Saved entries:
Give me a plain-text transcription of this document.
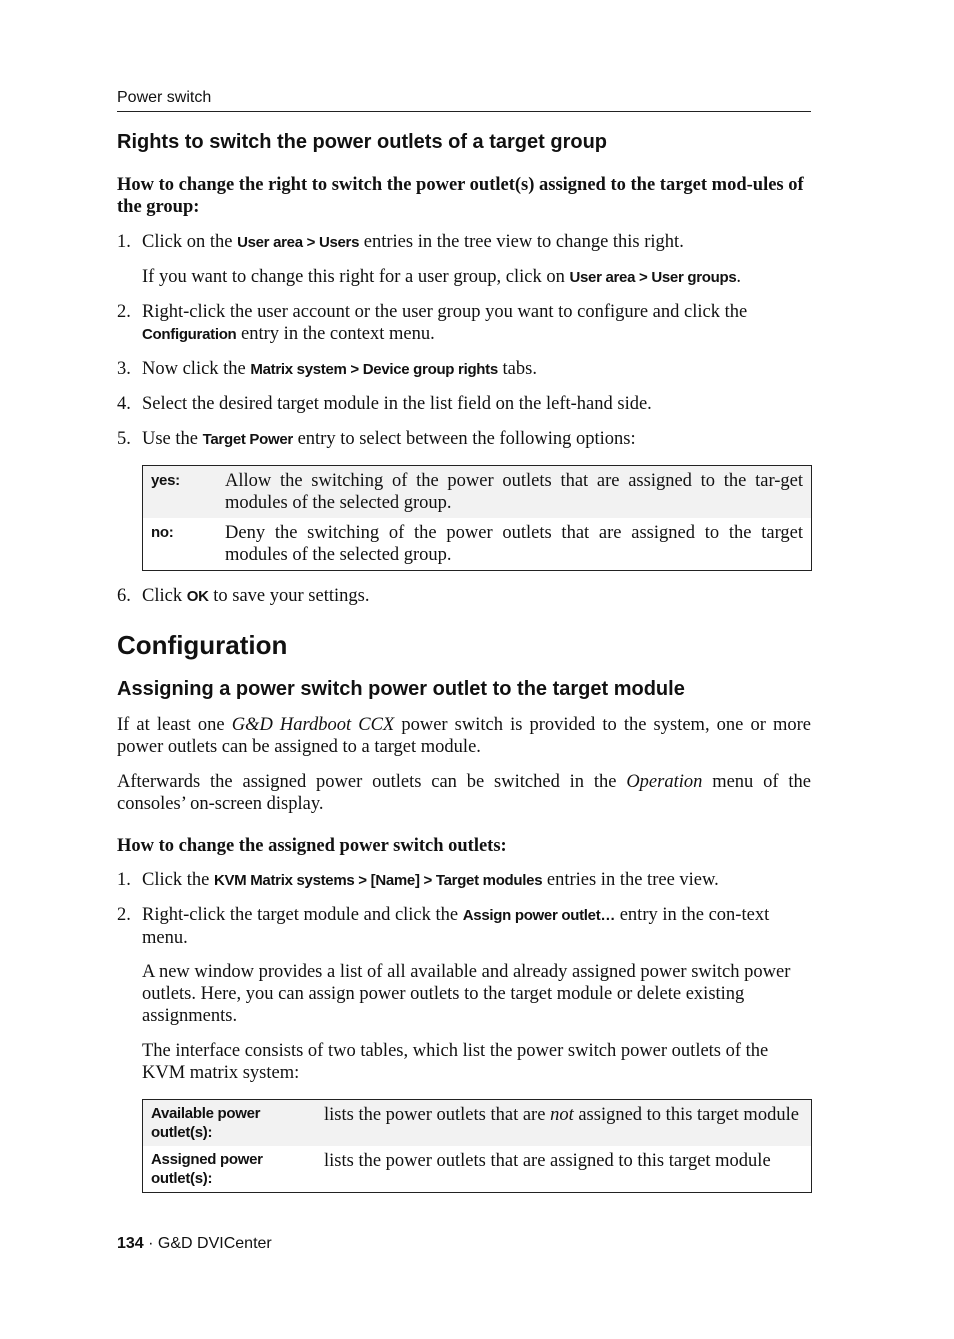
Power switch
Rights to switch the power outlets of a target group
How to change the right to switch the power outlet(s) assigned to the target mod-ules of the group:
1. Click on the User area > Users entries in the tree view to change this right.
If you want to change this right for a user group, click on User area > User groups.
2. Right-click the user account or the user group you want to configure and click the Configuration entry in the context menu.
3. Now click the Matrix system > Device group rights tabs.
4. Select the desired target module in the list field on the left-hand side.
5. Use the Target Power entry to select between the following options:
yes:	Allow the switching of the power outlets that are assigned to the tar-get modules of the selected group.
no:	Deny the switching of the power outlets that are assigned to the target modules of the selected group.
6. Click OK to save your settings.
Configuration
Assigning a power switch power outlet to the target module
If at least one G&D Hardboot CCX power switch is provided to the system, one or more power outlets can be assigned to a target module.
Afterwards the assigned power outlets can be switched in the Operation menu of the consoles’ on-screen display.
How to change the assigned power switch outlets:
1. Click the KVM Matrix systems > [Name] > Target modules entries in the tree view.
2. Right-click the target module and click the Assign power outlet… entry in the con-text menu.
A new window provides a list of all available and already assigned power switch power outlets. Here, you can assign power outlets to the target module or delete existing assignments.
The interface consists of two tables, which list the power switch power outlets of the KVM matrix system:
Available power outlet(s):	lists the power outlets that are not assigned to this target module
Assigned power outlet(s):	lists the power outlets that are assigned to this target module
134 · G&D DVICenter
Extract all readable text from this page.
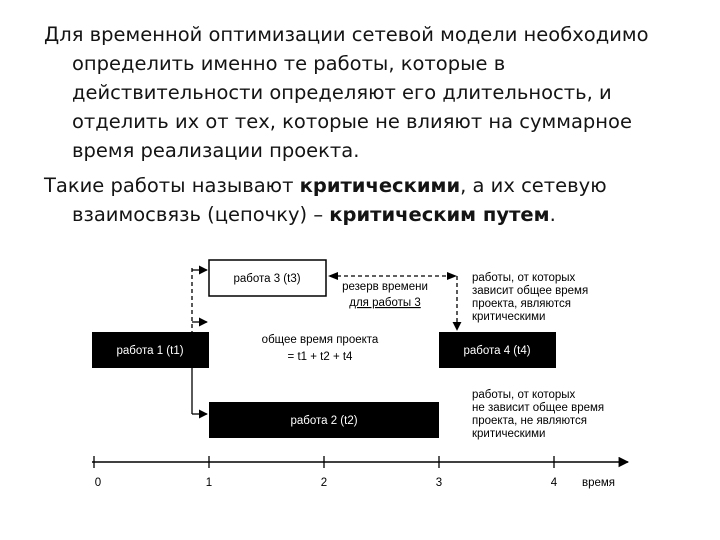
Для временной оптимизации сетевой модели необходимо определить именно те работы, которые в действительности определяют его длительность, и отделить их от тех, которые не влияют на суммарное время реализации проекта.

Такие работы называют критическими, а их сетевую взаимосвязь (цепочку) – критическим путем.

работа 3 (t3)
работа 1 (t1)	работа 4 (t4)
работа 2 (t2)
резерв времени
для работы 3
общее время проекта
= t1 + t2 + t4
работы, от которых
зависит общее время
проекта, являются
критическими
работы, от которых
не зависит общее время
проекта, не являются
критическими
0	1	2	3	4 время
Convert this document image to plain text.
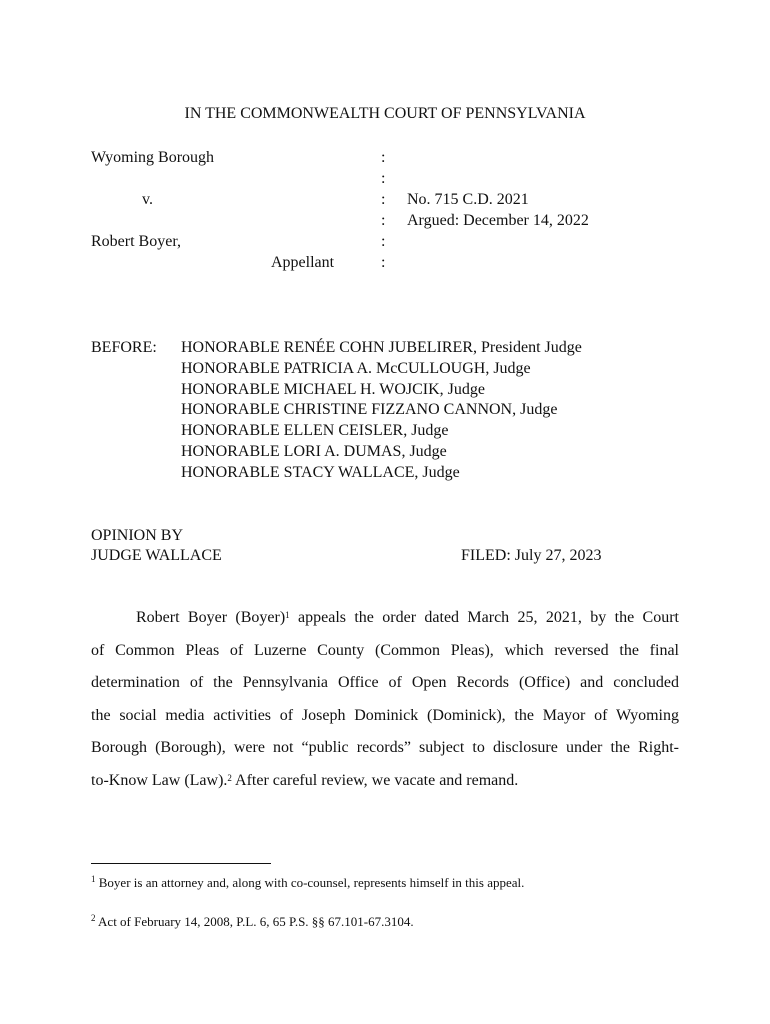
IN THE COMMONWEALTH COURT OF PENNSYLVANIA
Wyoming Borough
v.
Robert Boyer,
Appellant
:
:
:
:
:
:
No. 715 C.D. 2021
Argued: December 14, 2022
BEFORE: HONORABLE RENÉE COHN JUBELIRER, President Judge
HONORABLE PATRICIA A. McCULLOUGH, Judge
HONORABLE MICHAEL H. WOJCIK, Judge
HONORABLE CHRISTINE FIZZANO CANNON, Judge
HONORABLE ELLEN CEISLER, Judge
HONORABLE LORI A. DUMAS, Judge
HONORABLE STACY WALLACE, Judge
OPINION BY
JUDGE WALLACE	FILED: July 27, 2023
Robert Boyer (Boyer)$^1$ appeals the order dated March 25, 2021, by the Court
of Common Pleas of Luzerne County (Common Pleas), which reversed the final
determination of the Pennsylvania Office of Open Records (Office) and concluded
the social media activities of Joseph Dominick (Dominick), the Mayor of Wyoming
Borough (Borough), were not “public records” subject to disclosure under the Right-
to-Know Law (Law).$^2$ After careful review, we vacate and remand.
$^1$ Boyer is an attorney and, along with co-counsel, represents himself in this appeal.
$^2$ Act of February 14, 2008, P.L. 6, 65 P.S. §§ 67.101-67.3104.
--
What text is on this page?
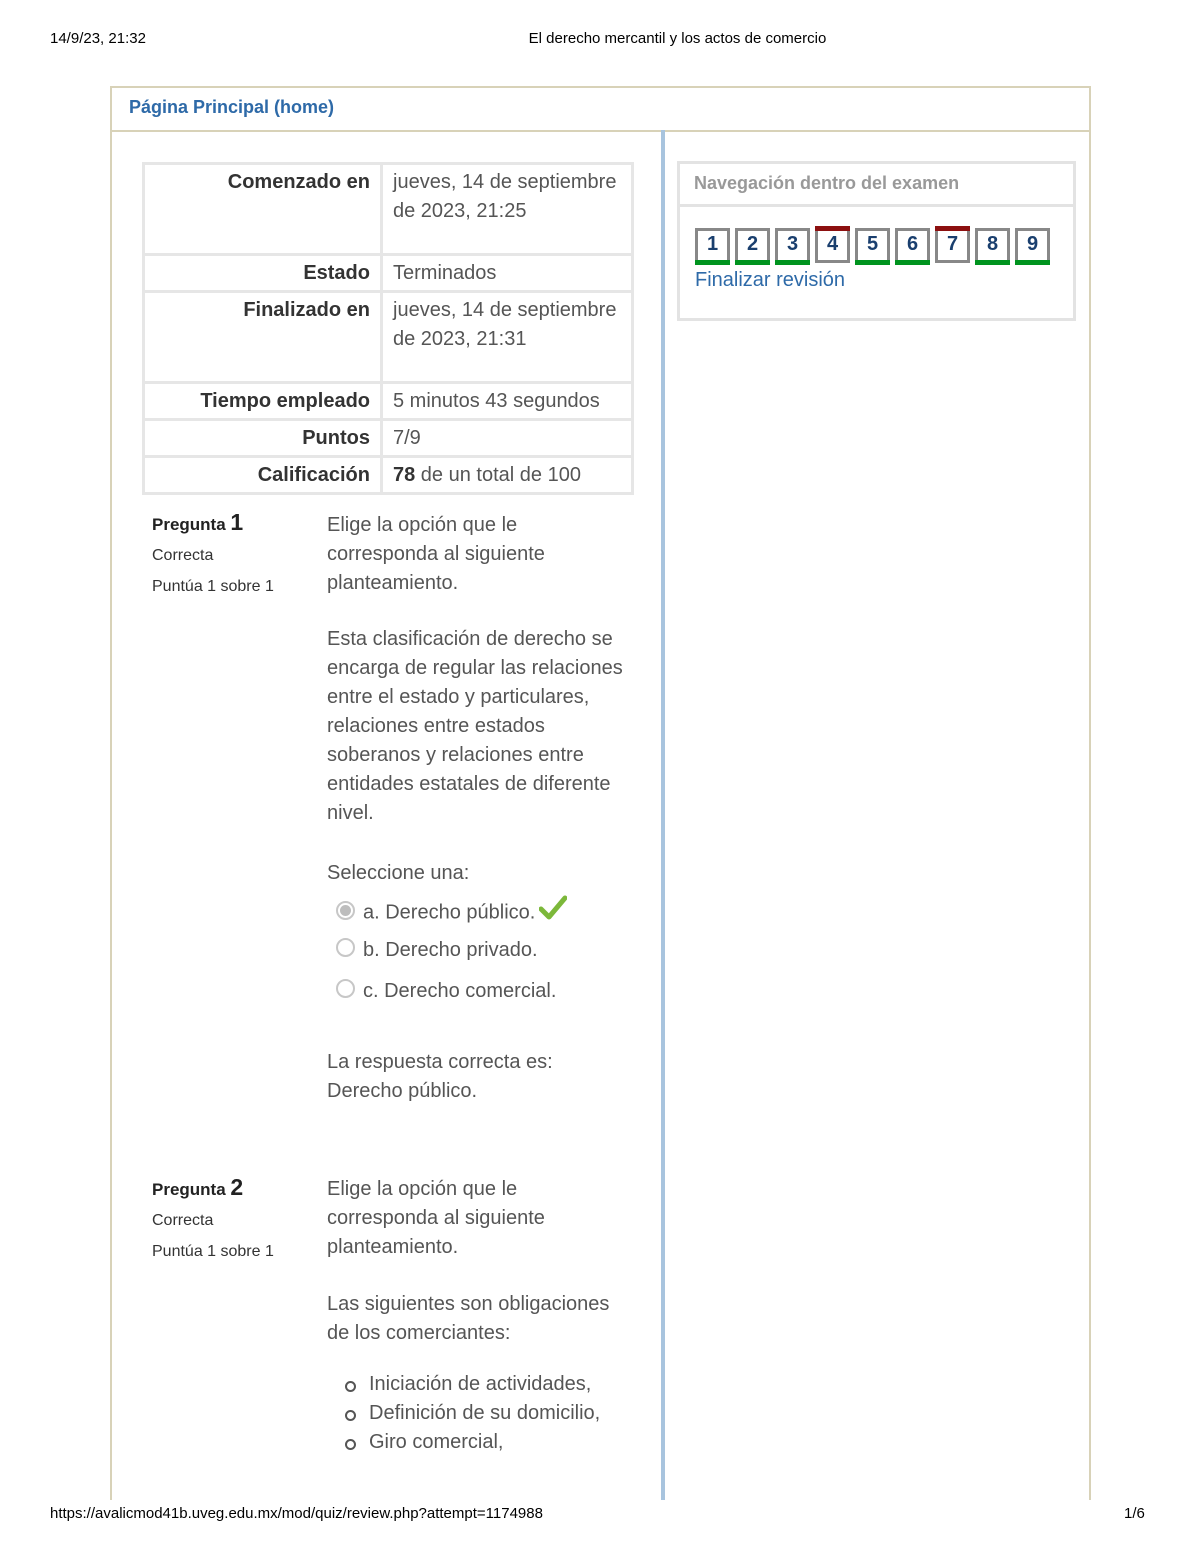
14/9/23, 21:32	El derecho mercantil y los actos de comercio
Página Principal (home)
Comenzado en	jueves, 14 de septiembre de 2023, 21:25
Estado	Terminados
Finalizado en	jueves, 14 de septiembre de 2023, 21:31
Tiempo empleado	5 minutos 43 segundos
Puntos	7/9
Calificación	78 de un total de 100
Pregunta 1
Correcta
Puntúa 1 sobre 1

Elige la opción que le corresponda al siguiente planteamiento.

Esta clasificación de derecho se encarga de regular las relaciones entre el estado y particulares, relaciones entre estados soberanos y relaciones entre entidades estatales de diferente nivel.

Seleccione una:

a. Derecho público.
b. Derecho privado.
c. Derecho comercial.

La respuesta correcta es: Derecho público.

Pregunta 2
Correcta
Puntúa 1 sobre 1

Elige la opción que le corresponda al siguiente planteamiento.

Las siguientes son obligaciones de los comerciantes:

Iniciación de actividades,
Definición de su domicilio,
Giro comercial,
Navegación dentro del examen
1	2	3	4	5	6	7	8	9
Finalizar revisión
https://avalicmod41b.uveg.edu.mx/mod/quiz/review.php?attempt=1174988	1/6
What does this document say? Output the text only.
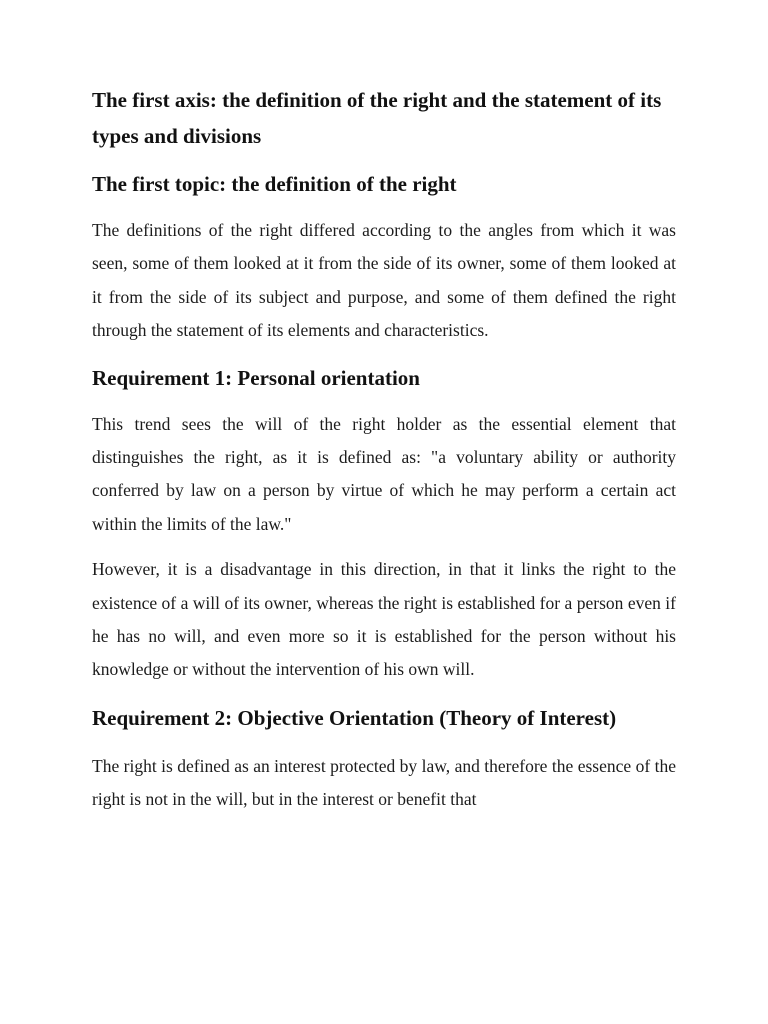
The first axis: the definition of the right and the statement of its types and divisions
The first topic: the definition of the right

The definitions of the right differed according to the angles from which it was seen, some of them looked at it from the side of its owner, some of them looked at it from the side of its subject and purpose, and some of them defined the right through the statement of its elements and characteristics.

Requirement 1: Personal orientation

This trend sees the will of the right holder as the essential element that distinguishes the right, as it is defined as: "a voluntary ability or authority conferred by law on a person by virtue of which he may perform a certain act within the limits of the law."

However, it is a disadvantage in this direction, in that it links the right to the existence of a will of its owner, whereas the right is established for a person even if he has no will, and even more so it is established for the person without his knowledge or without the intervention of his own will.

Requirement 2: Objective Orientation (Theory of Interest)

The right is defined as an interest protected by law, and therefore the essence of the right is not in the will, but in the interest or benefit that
---
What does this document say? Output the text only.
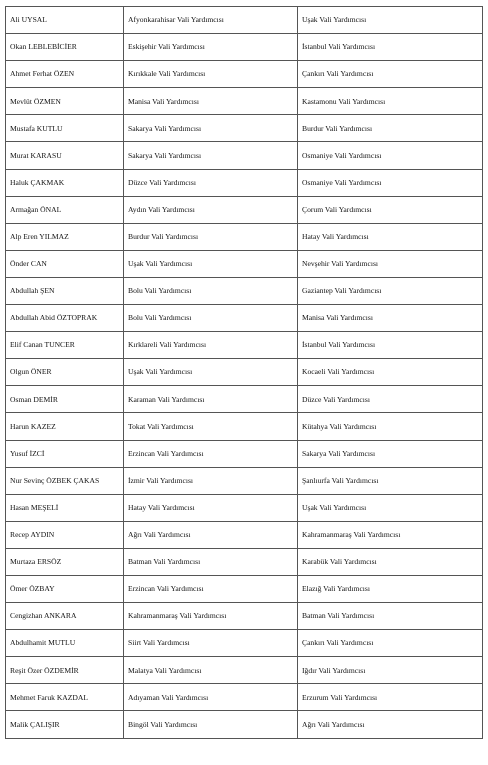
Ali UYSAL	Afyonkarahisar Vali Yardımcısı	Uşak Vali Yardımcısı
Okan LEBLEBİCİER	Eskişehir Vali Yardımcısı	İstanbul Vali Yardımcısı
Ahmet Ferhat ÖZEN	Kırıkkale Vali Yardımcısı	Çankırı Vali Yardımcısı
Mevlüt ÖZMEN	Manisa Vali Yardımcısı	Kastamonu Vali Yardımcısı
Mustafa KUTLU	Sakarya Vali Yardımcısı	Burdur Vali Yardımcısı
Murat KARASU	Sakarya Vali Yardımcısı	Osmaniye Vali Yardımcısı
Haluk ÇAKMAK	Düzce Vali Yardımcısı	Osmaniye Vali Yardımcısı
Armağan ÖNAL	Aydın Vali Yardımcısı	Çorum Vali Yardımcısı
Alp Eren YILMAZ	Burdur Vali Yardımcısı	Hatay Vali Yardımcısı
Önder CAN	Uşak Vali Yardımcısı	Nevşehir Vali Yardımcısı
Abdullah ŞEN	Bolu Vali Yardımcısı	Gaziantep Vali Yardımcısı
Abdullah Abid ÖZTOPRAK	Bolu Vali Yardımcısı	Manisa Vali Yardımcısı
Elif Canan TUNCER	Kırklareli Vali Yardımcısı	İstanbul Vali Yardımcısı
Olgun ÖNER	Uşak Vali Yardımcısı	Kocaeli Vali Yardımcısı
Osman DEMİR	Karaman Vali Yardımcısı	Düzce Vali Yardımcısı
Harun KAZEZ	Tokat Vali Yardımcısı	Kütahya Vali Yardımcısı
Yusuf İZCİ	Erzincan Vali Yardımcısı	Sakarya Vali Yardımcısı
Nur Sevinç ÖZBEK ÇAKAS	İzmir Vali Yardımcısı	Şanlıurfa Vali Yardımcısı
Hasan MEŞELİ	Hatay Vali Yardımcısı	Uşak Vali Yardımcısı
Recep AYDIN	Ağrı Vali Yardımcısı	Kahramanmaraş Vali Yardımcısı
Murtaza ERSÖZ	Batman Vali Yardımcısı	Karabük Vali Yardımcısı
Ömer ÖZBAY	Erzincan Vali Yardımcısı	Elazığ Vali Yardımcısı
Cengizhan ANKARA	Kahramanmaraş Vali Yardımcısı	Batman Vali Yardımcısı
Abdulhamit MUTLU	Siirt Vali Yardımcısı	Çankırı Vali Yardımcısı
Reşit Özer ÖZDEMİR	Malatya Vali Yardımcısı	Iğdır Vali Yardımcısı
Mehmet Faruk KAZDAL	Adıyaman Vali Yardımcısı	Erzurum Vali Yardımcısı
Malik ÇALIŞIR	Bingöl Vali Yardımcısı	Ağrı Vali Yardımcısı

Written exercise — Gather every line from the listing above in which the word "Configuration" appears.

Output of the task —
2. Right-click the user account or the user group you want to configure and click the Configuration entry in the context menu.
Configuration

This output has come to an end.